SUPPLIED TEXT
◇ ◇ ◇ ◇ ◇ ◇ ◇

Thursday 21 June 2012

Embedding a Python interpreter in C++

In my feedback for the MSc project proposals I suggested it would be a good idea to embed some form of interpreter for the crowd / multi agent systems instead of hard coding them in C++. This allows for a quicker development cycle and a more flexible tool. In this video tutorial I explain the example code (here) and the basic design behind it. For more details I would read this

Wednesday 20 June 2012

OpenGL ES on the raspberry pi Pt 3 Creating a window

In the previous post I discussed the EGLWindow class, this class is designed as a framework for the user of the library to create consistent windows. This post will look at how we can use the EGLWindow class and extend it.

MyEGLWindow

This class is going to inherit from the main EGLWindow class then implement the two methods initializeGL and paintGL.

◇ ◇ ◇ ◇ ◇ ◇ ◇

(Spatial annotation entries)
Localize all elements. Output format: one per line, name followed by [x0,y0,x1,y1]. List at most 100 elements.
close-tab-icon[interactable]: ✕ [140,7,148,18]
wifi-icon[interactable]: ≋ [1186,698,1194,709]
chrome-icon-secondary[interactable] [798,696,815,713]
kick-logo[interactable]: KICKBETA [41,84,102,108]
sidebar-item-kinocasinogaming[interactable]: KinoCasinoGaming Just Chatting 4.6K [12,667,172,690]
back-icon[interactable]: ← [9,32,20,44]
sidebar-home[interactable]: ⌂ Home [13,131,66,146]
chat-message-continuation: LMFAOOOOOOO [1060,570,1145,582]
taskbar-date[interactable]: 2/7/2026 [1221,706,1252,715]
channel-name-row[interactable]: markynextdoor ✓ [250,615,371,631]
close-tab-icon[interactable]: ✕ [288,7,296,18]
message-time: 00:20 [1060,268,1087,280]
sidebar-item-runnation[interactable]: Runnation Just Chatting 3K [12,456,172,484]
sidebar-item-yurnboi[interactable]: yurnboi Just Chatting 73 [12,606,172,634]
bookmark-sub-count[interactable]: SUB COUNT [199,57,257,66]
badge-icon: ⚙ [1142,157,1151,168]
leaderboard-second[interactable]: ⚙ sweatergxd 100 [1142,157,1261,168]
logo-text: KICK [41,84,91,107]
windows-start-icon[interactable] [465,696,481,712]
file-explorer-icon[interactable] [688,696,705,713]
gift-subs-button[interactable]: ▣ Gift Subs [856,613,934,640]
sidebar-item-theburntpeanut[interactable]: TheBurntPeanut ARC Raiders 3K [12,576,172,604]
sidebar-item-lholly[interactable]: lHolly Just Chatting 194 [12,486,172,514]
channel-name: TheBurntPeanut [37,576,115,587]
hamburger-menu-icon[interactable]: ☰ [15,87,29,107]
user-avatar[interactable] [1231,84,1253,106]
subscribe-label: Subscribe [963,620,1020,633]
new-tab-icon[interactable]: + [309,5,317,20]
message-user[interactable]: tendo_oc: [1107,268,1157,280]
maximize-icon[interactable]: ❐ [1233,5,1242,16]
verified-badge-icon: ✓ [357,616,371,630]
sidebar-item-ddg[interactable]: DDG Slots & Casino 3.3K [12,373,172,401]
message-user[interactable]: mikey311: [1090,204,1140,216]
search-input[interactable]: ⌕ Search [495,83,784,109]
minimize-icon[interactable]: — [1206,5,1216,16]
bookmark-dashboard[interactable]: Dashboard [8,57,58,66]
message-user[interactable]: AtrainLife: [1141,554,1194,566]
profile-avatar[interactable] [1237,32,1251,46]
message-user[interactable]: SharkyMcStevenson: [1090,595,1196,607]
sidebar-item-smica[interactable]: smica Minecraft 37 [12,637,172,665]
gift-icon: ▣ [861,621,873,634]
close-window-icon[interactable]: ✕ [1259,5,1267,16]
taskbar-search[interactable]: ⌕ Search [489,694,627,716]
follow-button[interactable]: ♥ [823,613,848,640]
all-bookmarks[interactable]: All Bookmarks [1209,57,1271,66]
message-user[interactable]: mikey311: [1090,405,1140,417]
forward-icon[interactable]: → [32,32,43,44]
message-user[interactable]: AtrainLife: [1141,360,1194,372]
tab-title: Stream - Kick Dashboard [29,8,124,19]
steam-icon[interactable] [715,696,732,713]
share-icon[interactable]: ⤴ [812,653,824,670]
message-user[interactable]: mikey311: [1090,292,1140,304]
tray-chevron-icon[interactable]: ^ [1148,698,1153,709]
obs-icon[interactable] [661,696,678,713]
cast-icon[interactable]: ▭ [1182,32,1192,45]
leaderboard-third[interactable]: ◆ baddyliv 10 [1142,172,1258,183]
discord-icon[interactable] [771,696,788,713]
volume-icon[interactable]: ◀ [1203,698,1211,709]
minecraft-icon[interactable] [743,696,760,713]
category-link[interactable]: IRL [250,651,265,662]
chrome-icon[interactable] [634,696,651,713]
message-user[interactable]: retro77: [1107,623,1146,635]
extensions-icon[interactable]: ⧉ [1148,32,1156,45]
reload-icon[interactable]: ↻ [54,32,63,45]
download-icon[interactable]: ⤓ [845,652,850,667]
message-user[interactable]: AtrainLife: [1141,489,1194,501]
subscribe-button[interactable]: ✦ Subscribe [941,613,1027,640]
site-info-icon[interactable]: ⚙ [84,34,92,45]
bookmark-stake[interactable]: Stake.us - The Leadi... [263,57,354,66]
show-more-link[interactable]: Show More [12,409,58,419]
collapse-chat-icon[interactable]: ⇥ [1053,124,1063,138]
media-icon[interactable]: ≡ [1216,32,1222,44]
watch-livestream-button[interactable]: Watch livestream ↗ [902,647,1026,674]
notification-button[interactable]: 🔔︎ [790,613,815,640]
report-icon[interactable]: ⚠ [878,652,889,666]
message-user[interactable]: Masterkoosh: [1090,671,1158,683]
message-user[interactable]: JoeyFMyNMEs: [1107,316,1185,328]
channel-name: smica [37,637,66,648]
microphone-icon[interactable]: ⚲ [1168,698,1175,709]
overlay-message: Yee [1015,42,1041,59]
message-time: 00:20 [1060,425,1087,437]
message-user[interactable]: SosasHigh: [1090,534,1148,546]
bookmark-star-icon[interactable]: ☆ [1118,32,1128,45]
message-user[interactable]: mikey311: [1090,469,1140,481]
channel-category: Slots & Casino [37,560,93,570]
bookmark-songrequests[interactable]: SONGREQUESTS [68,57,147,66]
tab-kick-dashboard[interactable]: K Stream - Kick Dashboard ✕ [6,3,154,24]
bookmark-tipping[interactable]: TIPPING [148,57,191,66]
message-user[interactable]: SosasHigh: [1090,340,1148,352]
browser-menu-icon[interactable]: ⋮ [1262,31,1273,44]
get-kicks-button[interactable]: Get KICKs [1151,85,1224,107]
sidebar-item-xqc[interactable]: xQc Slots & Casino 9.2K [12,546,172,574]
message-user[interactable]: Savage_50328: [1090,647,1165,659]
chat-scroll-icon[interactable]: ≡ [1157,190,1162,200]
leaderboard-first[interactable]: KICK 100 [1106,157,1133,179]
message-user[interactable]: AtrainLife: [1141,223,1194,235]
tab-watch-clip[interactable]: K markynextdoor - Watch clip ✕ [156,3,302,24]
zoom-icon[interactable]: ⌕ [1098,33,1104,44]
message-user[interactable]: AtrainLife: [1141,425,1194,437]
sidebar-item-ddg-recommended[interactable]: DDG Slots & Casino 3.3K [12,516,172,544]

◇ ◇ ◇ ◇ ◇ ◇ ◇

PROBLEMS TO SOLVE
[1] Pull out the records word for word, from their first line through the line containing "message-user[interactable]: tendo_oc: [1107,268,1157,280]", with both ends included.
[2] Extend the blog post on creating an OpenGL ES window on the Raspberry Pi, picking up after its last sentence.
The text and the records come from unrelated sources.

ANSWERS TO THE EXERCISES
[1]
Localize all elements. Output format: one per line, name followed by [x0,y0,x1,y1]. List at most 100 elements.
close-tab-icon[interactable]: ✕ [140,7,148,18]
wifi-icon[interactable]: ≋ [1186,698,1194,709]
chrome-icon-secondary[interactable] [798,696,815,713]
kick-logo[interactable]: KICKBETA [41,84,102,108]
sidebar-item-kinocasinogaming[interactable]: KinoCasinoGaming Just Chatting 4.6K [12,667,172,690]
back-icon[interactable]: ← [9,32,20,44]
sidebar-home[interactable]: ⌂ Home [13,131,66,146]
chat-message-continuation: LMFAOOOOOOO [1060,570,1145,582]
taskbar-date[interactable]: 2/7/2026 [1221,706,1252,715]
channel-name-row[interactable]: markynextdoor ✓ [250,615,371,631]
close-tab-icon[interactable]: ✕ [288,7,296,18]
message-time: 00:20 [1060,268,1087,280]
sidebar-item-runnation[interactable]: Runnation Just Chatting 3K [12,456,172,484]
sidebar-item-yurnboi[interactable]: yurnboi Just Chatting 73 [12,606,172,634]
bookmark-sub-count[interactable]: SUB COUNT [199,57,257,66]
badge-icon: ⚙ [1142,157,1151,168]
leaderboard-second[interactable]: ⚙ sweatergxd 100 [1142,157,1261,168]
logo-text: KICK [41,84,91,107]
windows-start-icon[interactable] [465,696,481,712]
file-explorer-icon[interactable] [688,696,705,713]
gift-subs-button[interactable]: ▣ Gift Subs [856,613,934,640]
sidebar-item-theburntpeanut[interactable]: TheBurntPeanut ARC Raiders 3K [12,576,172,604]
sidebar-item-lholly[interactable]: lHolly Just Chatting 194 [12,486,172,514]
channel-name: TheBurntPeanut [37,576,115,587]
hamburger-menu-icon[interactable]: ☰ [15,87,29,107]
user-avatar[interactable] [1231,84,1253,106]
subscribe-label: Subscribe [963,620,1020,633]
new-tab-icon[interactable]: + [309,5,317,20]
message-user[interactable]: tendo_oc: [1107,268,1157,280]

[2]
#ifndef MYGLWINDOW_H__
#define MYGLWINDOW_H__

#include "EGLWindow.h"
/// @brief this class create our window by inheriting the features of the EGL Window
class MyGLWindow : public EGLWindow
{
  public :
   /// @brief ctor
   /// @param[in] _config an optional configuration for the buffers etc
   MyGLWindow(EGLconfig *_config=0);
   /// @brief dtor will close down the vc and re-set EGL
   ~MyGLWindow();
   /// @brief the is the main drawing function should only be called once initalizeGL has
   /// been called
   virtual void paintGL();
  protected :
   /// @brief one time OpenGL initialisation
   virtual void initializeGL();
};
When using the class the constructor must always call the initializeGL method, as the EGLWindow class is called first this will mean that we have a valid OpenGL context and any GL calls are going to be associated with this context. In this example we just print out that the ctor has been called and then init gl.
MyGLWindow::MyGLWindow(EGLconfig *_config) : EGLWindow(_config)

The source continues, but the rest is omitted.